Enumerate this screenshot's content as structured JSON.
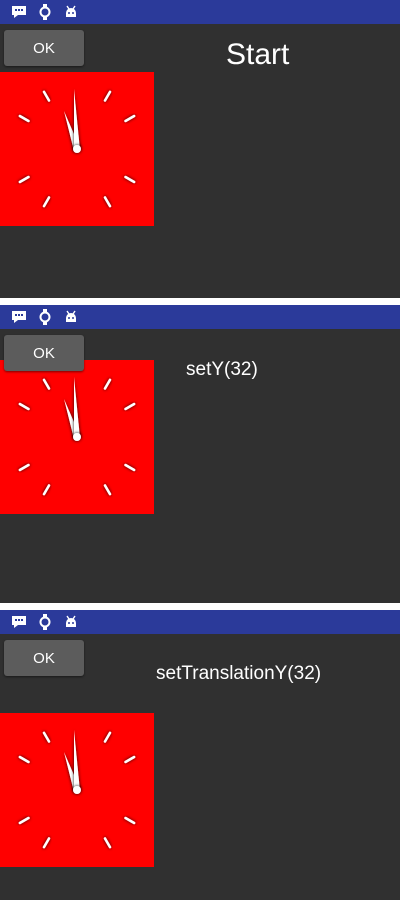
{
  "colors": {
    "status_bar": "#2b3a9a",
    "background": "#303030",
    "clock_face": "#ff0000",
    "button": "#5c5c5c"
  },
  "status_icons": [
    "message-icon",
    "watch-icon",
    "android-icon"
  ],
  "panels": [
    {
      "button_label": "OK",
      "caption": "Start"
    },
    {
      "button_label": "OK",
      "caption": "setY(32)"
    },
    {
      "button_label": "OK",
      "caption": "setTranslationY(32)"
    }
  ]
}
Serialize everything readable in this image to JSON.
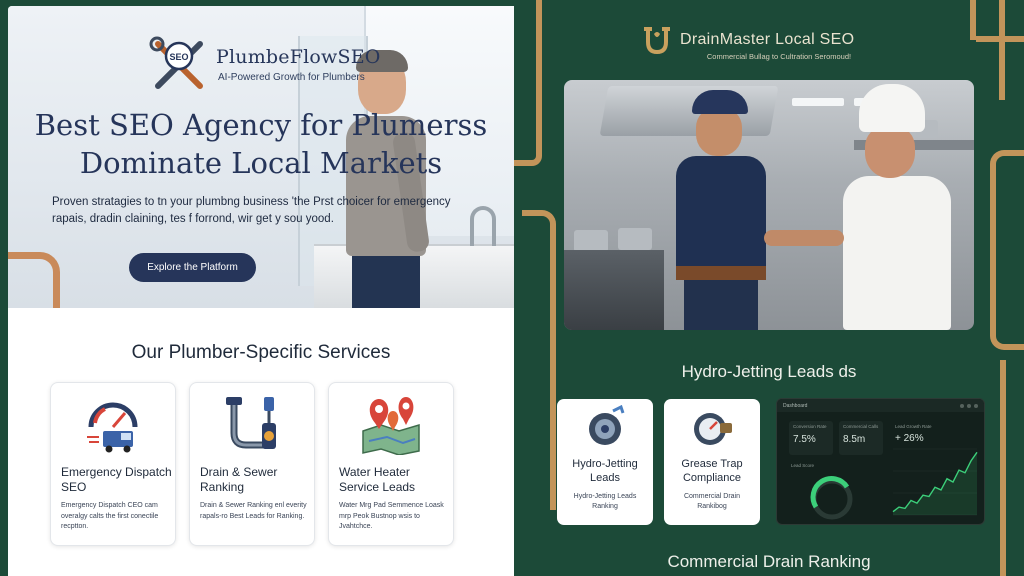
{
  "left_panel": {
    "brand": {
      "name": "PlumbeFlowSEO",
      "logo_text": "SEO",
      "tagline": "AI-Powered Growth for Plumbers"
    },
    "hero": {
      "title_line1": "Best SEO Agency for Plumerss",
      "title_line2": "Dominate Local Markets",
      "subtitle": "Proven stratagies to tn your plumbng business 'the Prst choicer for emergency rapais, dradin claining, tes f forrond, wir get y sou yood.",
      "cta_label": "Explore the Platform"
    },
    "services": {
      "heading": "Our Plumber-Specific Services",
      "cards": [
        {
          "title": "Emergency Dispatch SEO",
          "description": "Emergency Dispatch CEO cam overalgy calts the first conectile recptton.",
          "icon": "emergency-van-gauge-icon"
        },
        {
          "title": "Drain & Sewer Ranking",
          "description": "Drain & Sewer Ranking enl everity rapals-ro Best Leads for Ranking.",
          "icon": "drain-pipe-icon"
        },
        {
          "title": "Water Heater Service Leads",
          "description": "Water Mrg Pad Semmence Loask mrp Peok Bustnop wsis to Jvahtchce.",
          "icon": "map-pins-icon"
        }
      ]
    }
  },
  "right_panel": {
    "brand": {
      "name": "DrainMaster Local SEO",
      "tagline": "Commercial Bullag to Cultration Seromoud!",
      "icon": "u-trap-pipe-icon"
    },
    "hydro_heading": "Hydro-Jetting Leads ds",
    "feature_cards": [
      {
        "title": "Hydro-Jetting Leads",
        "description": "Hydro-Jetting Leads Ranking",
        "icon": "hose-reel-icon"
      },
      {
        "title": "Grease Trap Compliance",
        "description": "Commercial Drain Rankibog",
        "icon": "grease-trap-gauge-icon"
      }
    ],
    "dashboard": {
      "title": "Dashboard",
      "kpis": [
        {
          "label": "Conversion Rate",
          "value": "7.5%"
        },
        {
          "label": "Commercial Calls",
          "value": "8.5m"
        }
      ],
      "growth": {
        "label": "Lead Growth Rate",
        "value": "+ 26%"
      },
      "gauge_label": "Lead Score",
      "chart_points": [
        0.05,
        0.12,
        0.1,
        0.22,
        0.18,
        0.3,
        0.28,
        0.42,
        0.38,
        0.55,
        0.5,
        0.68,
        0.64,
        0.82,
        0.95
      ],
      "accent_color": "#3ccf7a"
    },
    "commercial_heading": "Commercial Drain Ranking"
  }
}
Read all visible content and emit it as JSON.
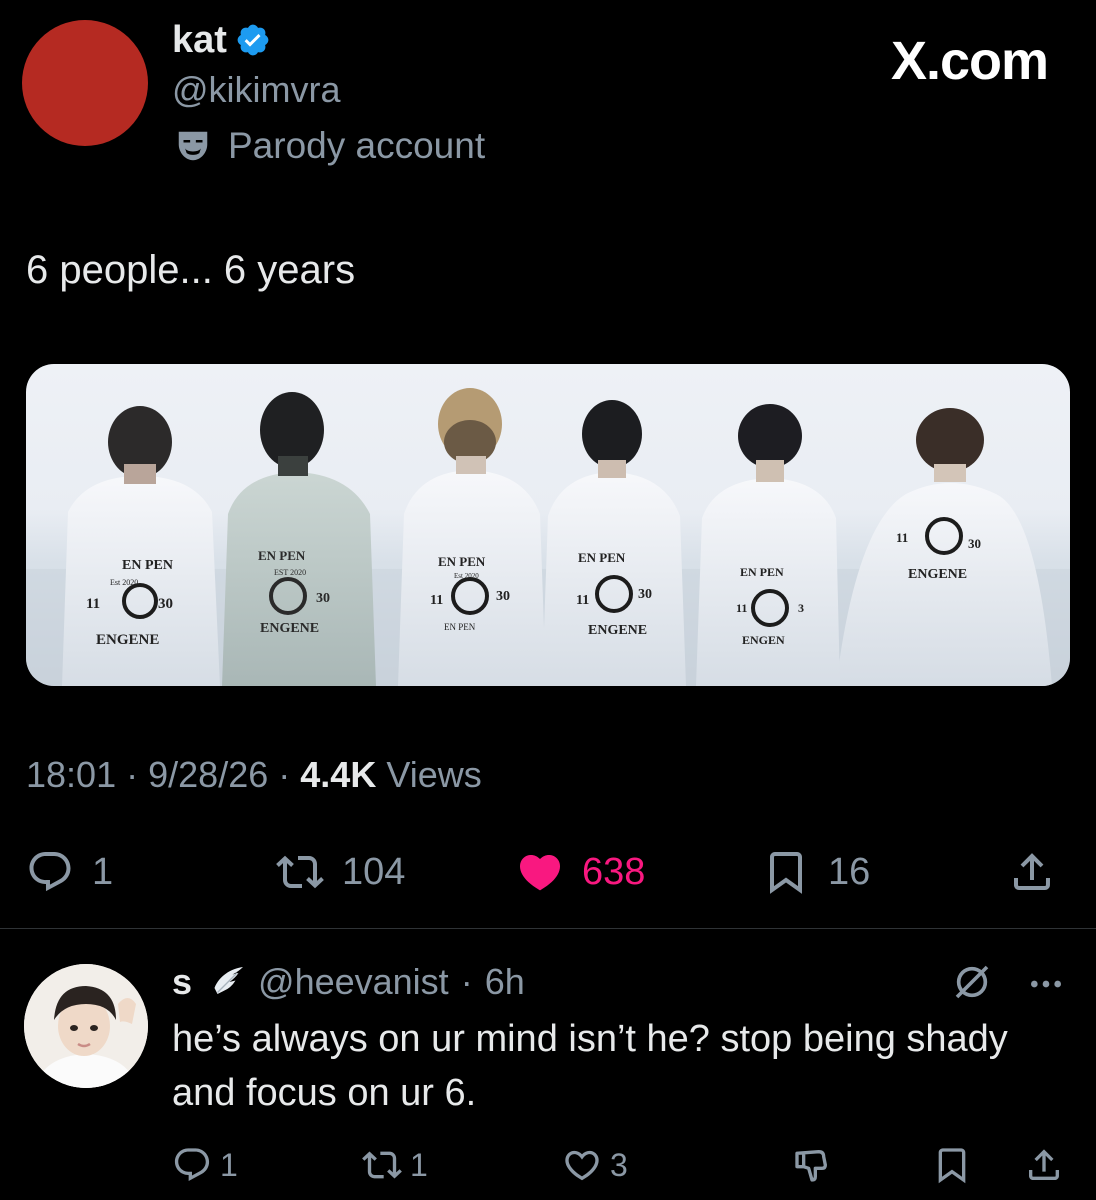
{
  "brand": "X.com",
  "tweet": {
    "author_name": "kat",
    "handle": "@kikimvra",
    "label": "Parody account",
    "text": "6 people... 6 years",
    "time": "18:01",
    "date": "9/28/26",
    "views_count": "4.4K",
    "views_label": "Views",
    "separator": "·",
    "replies": "1",
    "reposts": "104",
    "likes": "638",
    "bookmarks": "16",
    "liked": true,
    "media_texts": {
      "p1": {
        "top": "EN PEN",
        "mid": "Est 2020",
        "left": "11",
        "right": "30",
        "bottom": "ENGENE"
      },
      "p2": {
        "top": "EN PEN",
        "mid": "EST 2020",
        "right": "30",
        "bottom": "ENGENE"
      },
      "p3": {
        "top": "EN PEN",
        "mid": "Est 2020",
        "left": "11",
        "right": "30",
        "bottom": "EN PEN"
      },
      "p4": {
        "top": "EN PEN",
        "left": "11",
        "right": "30",
        "bottom": "ENGENE"
      },
      "p5": {
        "top": "EN PEN",
        "left": "11",
        "right": "3",
        "bottom": "ENGEN"
      },
      "p6": {
        "left": "11",
        "right": "30",
        "bottom": "ENGENE"
      }
    }
  },
  "reply": {
    "author_name": "s",
    "handle": "@heevanist",
    "separator": "·",
    "time": "6h",
    "text": "he’s always on ur mind isn’t he? stop being shady and focus on ur 6.",
    "replies": "1",
    "reposts": "1",
    "likes": "3"
  },
  "colors": {
    "background": "#000000",
    "secondary_text": "#8b98a5",
    "like_active": "#f91880",
    "verified": "#1d9bf0",
    "avatar_main": "#b52a22"
  },
  "icons": [
    "verified-badge-icon",
    "parody-mask-icon",
    "reply-icon",
    "repost-icon",
    "like-icon",
    "bookmark-icon",
    "share-icon",
    "wing-emoji-icon",
    "grok-icon",
    "more-icon",
    "downvote-icon"
  ]
}
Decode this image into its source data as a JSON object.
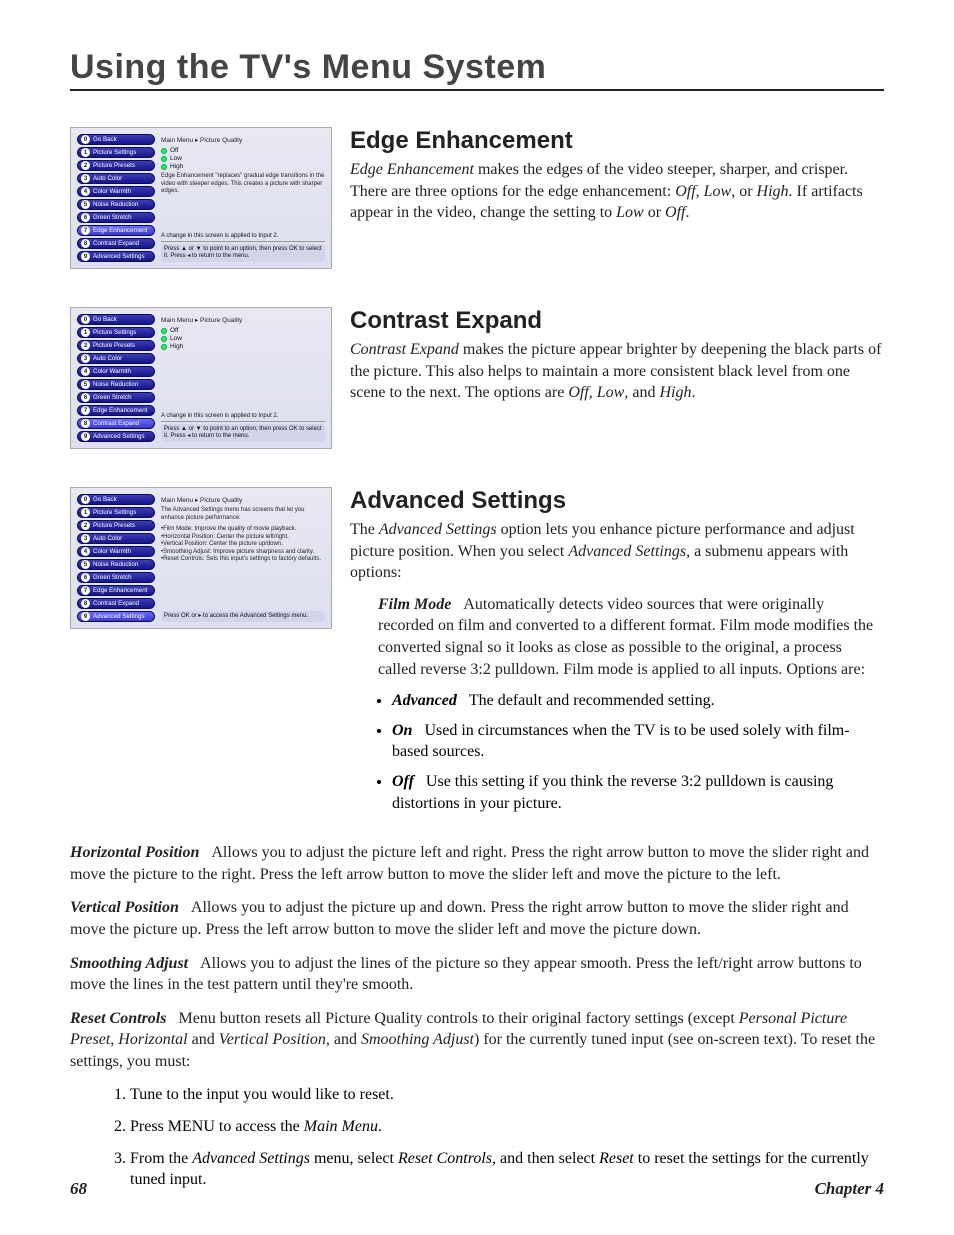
{
  "chapterTitle": "Using the TV's Menu System",
  "sideMenu": {
    "breadcrumb": "Main Menu ▸ Picture Quality",
    "items": [
      {
        "num": "0",
        "label": "Go Back"
      },
      {
        "num": "1",
        "label": "Picture Settings"
      },
      {
        "num": "2",
        "label": "Picture Presets"
      },
      {
        "num": "3",
        "label": "Auto Color"
      },
      {
        "num": "4",
        "label": "Color Warmth"
      },
      {
        "num": "5",
        "label": "Noise Reduction"
      },
      {
        "num": "6",
        "label": "Green Stretch"
      },
      {
        "num": "7",
        "label": "Edge Enhancement"
      },
      {
        "num": "8",
        "label": "Contrast Expand"
      },
      {
        "num": "9",
        "label": "Advanced Settings"
      }
    ]
  },
  "options": {
    "off": "Off",
    "low": "Low",
    "high": "High"
  },
  "shot1": {
    "desc": "Edge Enhancement \"replaces\" gradual edge transitions in the video with steeper edges. This creates a picture with sharper edges.",
    "note": "A change in this screen is applied to Input 2.",
    "press": "Press ▲ or ▼ to point to an option, then press OK to select it. Press ◂ to return to the menu."
  },
  "shot2": {
    "note": "A change in this screen is applied to Input 2.",
    "press": "Press ▲ or ▼ to point to an option, then press OK to select it. Press ◂ to return to the menu."
  },
  "shot3": {
    "desc": "The Advanced Settings menu has screens that let you enhance picture performance:",
    "lines": [
      "•Film Mode: Improve the quality of movie playback.",
      "•Horizontal Position: Center the picture left/right.",
      "•Vertical Position: Center the picture up/down.",
      "•Smoothing Adjust: Improve picture sharpness and clarity.",
      "•Reset Controls: Sets this input's settings to factory defaults."
    ],
    "press": "Press OK or ▸ to access the Advanced Settings menu."
  },
  "sec1": {
    "head": "Edge Enhancement",
    "body": "<em>Edge Enhancement</em> makes the edges of the video steeper, sharper, and crisper. There are three options for the edge enhancement: <em>Off</em>, <em>Low</em>, or <em>High</em>. If artifacts appear in the video, change the setting to <em>Low</em> or <em>Off</em>."
  },
  "sec2": {
    "head": "Contrast Expand",
    "body": "<em>Contrast Expand</em> makes the picture appear brighter by deepening the black parts of the picture. This also helps to maintain a more consistent black level from one scene to the next. The options are <em>Off</em>, <em>Low</em>, and <em>High</em>."
  },
  "sec3": {
    "head": "Advanced Settings",
    "body": "The <em>Advanced Settings</em> option lets you enhance picture performance and adjust picture position. When you select <em>Advanced Settings</em>, a submenu appears with options:",
    "filmMode": "<span class='lead-strong'>Film Mode</span>&nbsp;&nbsp;&nbsp;Automatically detects video sources that were originally recorded on film and converted to a different format. Film mode modifies the converted signal so it looks as close as possible to the original, a process called reverse 3:2 pulldown. Film mode is applied to all inputs. Options are:",
    "bullets": [
      {
        "lead": "Advanced",
        "text": "The default and recommended setting."
      },
      {
        "lead": "On",
        "text": "Used in circumstances when the TV is to be used solely with film-based sources."
      },
      {
        "lead": "Off",
        "text": "Use this setting if you think the reverse 3:2 pulldown is causing distortions in your picture."
      }
    ]
  },
  "horiz": "<span class='lead-strong'>Horizontal Position</span>&nbsp;&nbsp;&nbsp;Allows you to adjust the picture left and right. Press the right arrow button to move the slider right and move the picture to the right. Press the left arrow button to move the slider left and move the picture to the left.",
  "vert": "<span class='lead-strong'>Vertical Position</span>&nbsp;&nbsp;&nbsp;Allows you to adjust the picture up and down. Press the right arrow button to move the slider right and move the picture up. Press the left arrow button to move the slider left and move the picture down.",
  "smooth": "<span class='lead-strong'>Smoothing Adjust</span>&nbsp;&nbsp;&nbsp;Allows you to adjust the lines of the picture so they appear smooth. Press the left/right arrow buttons to move the lines in the test pattern until they're smooth.",
  "reset": "<span class='lead-strong'>Reset Controls</span>&nbsp;&nbsp;&nbsp;Menu button resets all Picture Quality controls to their original factory settings (except <em>Personal Picture Preset</em>, <em>Horizontal</em> and <em>Vertical Position,</em> and <em>Smoothing Adjust</em>) for the currently tuned input (see on-screen text). To reset the settings, you must:",
  "steps": [
    "Tune to the input you would like to reset.",
    "Press MENU to access the <em>Main Menu</em>.",
    "From the <em>Advanced Settings</em> menu, select <em>Reset Controls,</em> and then select <em>Reset</em> to reset the settings for the currently tuned input."
  ],
  "footer": {
    "pageNum": "68",
    "chapter": "Chapter 4"
  }
}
########
Pull every line containing "Vertical" out of the records.

      "•Vertical Position: Center the picture up/down.",
  "vert": "<span class='lead-strong'>Vertical Position</span>&nbsp;&nbsp;&nbsp;Allows you to adjust the picture up and down. Press the right arrow button to move the slider right and move the picture up. Press the left arrow button to move the slider left and move the picture down.",
  "reset": "<span class='lead-strong'>Reset Controls</span>&nbsp;&nbsp;&nbsp;Menu button resets all Picture Quality controls to their original factory settings (except <em>Personal Picture Preset</em>, <em>Horizontal</em> and <em>Vertical Position,</em> and <em>Smoothing Adjust</em>) for the currently tuned input (see on-screen text). To reset the settings, you must:",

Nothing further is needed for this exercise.